#### Given problem
Tally the lines of the listing that contain the string "protección". Give the number and nothing else.
-------- Records provided --------
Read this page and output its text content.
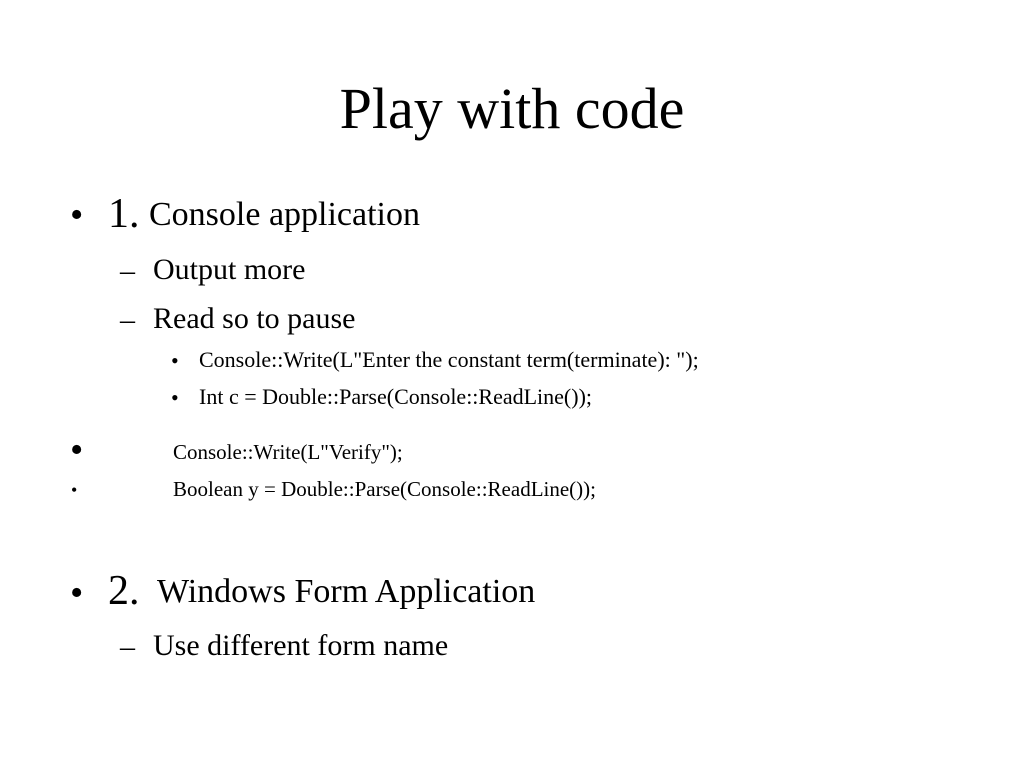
Play with code
• 1. Console application
– Output more
– Read so to pause
• Console::Write(L"Enter the constant term(terminate): ");
• Int c = Double::Parse(Console::ReadLine());
•	Console::Write(L"Verify");
•	Boolean y = Double::Parse(Console::ReadLine());
• 2. Windows Form Application
– Use different form name
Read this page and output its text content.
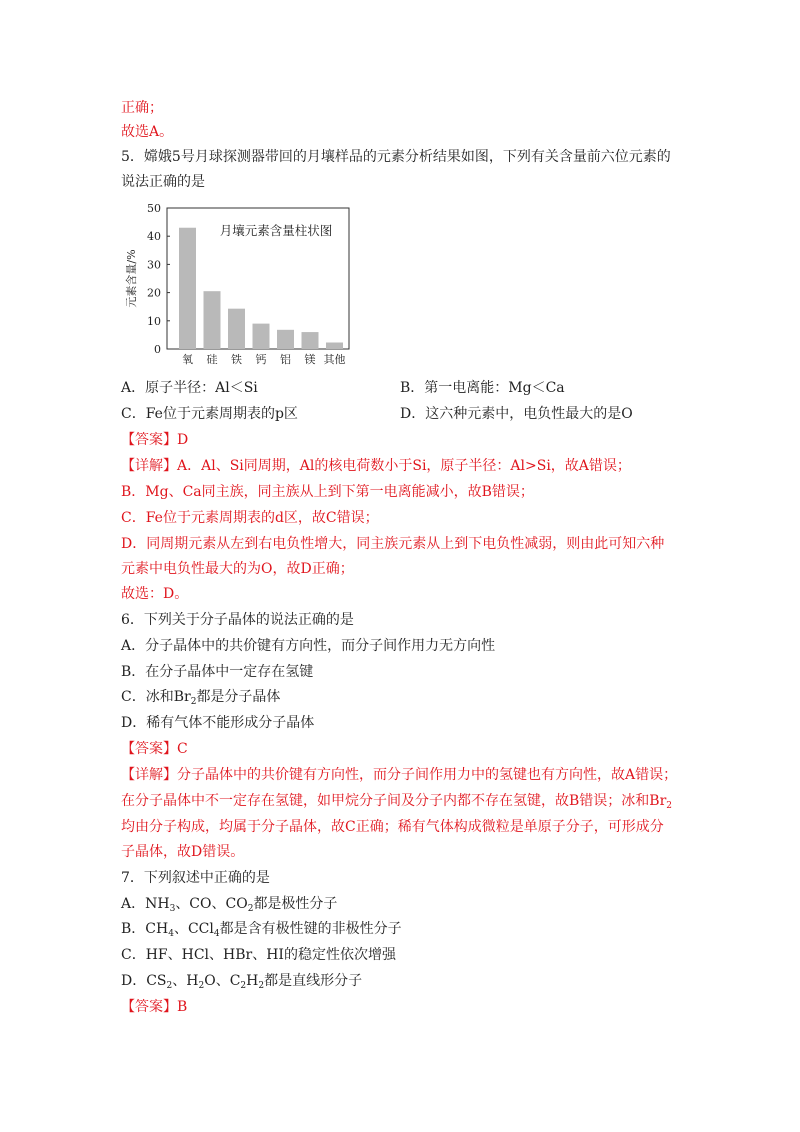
正确；
故选A。
5．嫦娥5号月球探测器带回的月壤样品的元素分析结果如图，下列有关含量前六位元素的
说法正确的是
0
10
20
30
40
50
元素含量/%
月壤元素含量柱状图
氧 硅 铁 钙 铝 镁 其他
A．原子半径：Al＜Si	B．第一电离能：Mg＜Ca
C．Fe位于元素周期表的p区	D．这六种元素中，电负性最大的是O
【答案】D
【详解】A．Al、Si同周期，Al的核电荷数小于Si，原子半径：Al>Si，故A错误；
B．Mg、Ca同主族，同主族从上到下第一电离能减小，故B错误；
C．Fe位于元素周期表的d区，故C错误；
D．同周期元素从左到右电负性增大，同主族元素从上到下电负性减弱，则由此可知六种
元素中电负性最大的为O，故D正确；
故选：D。
6．下列关于分子晶体的说法正确的是
A．分子晶体中的共价键有方向性，而分子间作用力无方向性
B．在分子晶体中一定存在氢键
C．冰和$Br_2$都是分子晶体
D．稀有气体不能形成分子晶体
【答案】C
【详解】分子晶体中的共价键有方向性，而分子间作用力中的氢键也有方向性，故A错误；
在分子晶体中不一定存在氢键，如甲烷分子间及分子内都不存在氢键，故B错误；冰和$Br_2$
均由分子构成，均属于分子晶体，故C正确；稀有气体构成微粒是单原子分子，可形成分
子晶体，故D错误。
7．下列叙述中正确的是
A．$NH_3$、CO、$CO_2$都是极性分子
B．$CH_4$、CCl$_4$都是含有极性键的非极性分子
C．HF、HCl、HBr、HI的稳定性依次增强
D．$CS_2$、$H_2O$、$C_2H_2$都是直线形分子
【答案】B
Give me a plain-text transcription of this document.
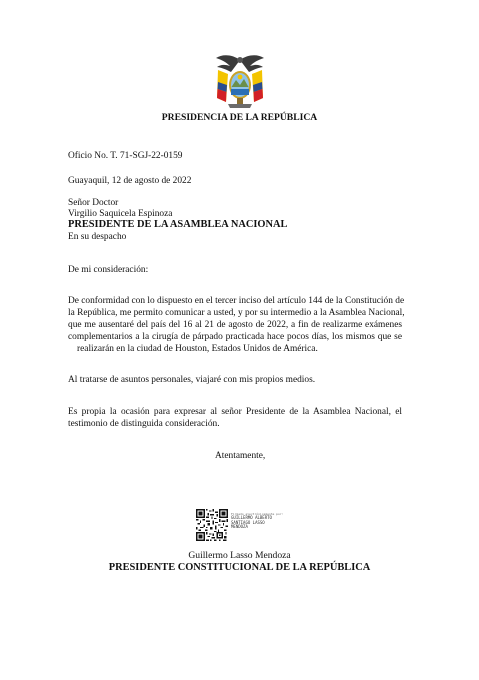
PRESIDENCIA DE LA REPÚBLICA
Oficio No. T. 71-SGJ-22-0159
Guayaquil, 12 de agosto de 2022
Señor Doctor
Virgilio Saquicela Espinoza
PRESIDENTE DE LA ASAMBLEA NACIONAL
En su despacho
De mi consideración:
De conformidad con lo dispuesto en el tercer inciso del artículo 144 de la Constitución de
la República, me permito comunicar a usted, y por su intermedio a la Asamblea Nacional,
que me ausentaré del país del 16 al 21 de agosto de 2022, a fin de realizarme exámenes
complementarios a la cirugía de párpado practicada hace pocos días, los mismos que se
realizarán en la ciudad de Houston, Estados Unidos de América.
Al tratarse de asuntos personales, viajaré con mis propios medios.
Es propia la ocasión para expresar al señor Presidente de la Asamblea Nacional, el
testimonio de distinguida consideración.
Atentamente,
Firmado electrónicamente por:
GUILLERMO ALBERTO
SANTIAGO LASSO
MENDOZA
Guillermo Lasso Mendoza
PRESIDENTE CONSTITUCIONAL DE LA REPÚBLICA
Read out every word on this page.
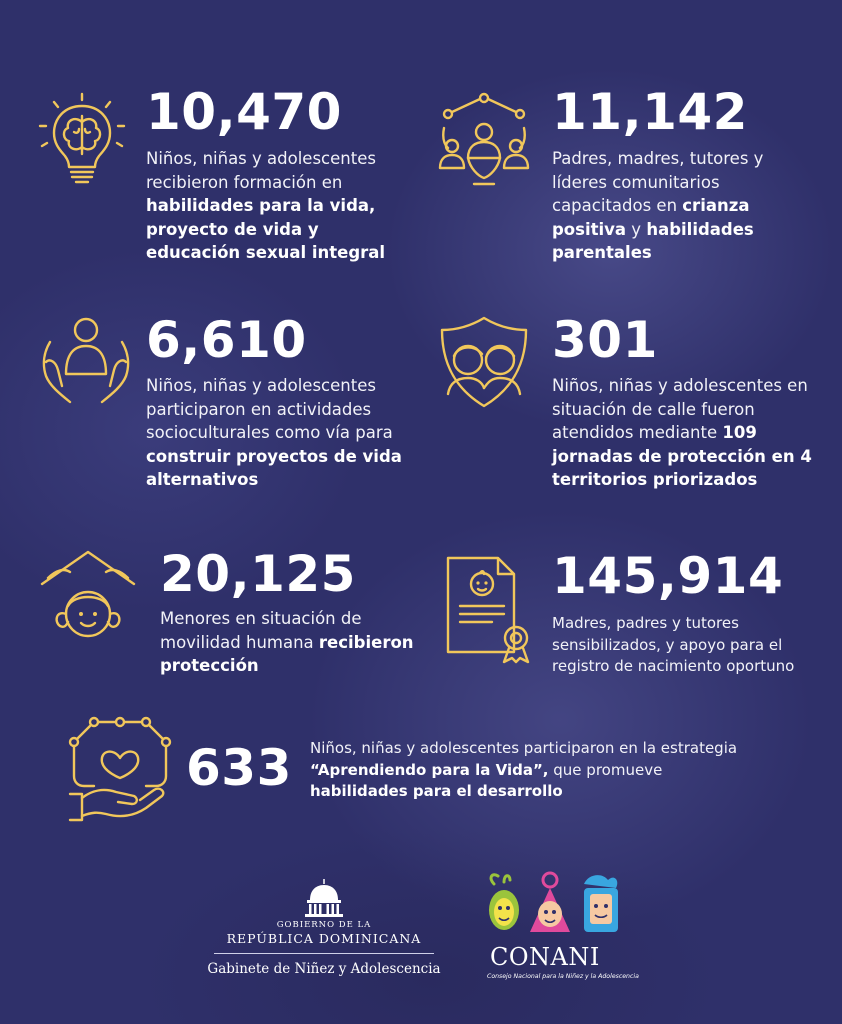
10,470
Niños, niñas y adolescentes recibieron formación en habilidades para la vida, proyecto de vida y educación sexual integral
11,142
Padres, madres, tutores y líderes comunitarios capacitados en crianza positiva y habilidades parentales
6,610
Niños, niñas y adolescentes participaron en actividades socioculturales como vía para construir proyectos de vida alternativos
301
Niños, niñas y adolescentes en situación de calle fueron atendidos mediante 109 jornadas de protección en 4 territorios priorizados
20,125
Menores en situación de movilidad humana recibieron protección
145,914
Madres, padres y tutores sensibilizados, y apoyo para el registro de nacimiento oportuno
633 Niños, niñas y adolescentes participaron en la estrategia “Aprendiendo para la Vida”, que promueve habilidades para el desarrollo
GOBIERNO DE LA
REPÚBLICA DOMINICANA
Gabinete de Niñez y Adolescencia	CONANI
Consejo Nacional para la Niñez y la Adolescencia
--------
#### Final result
2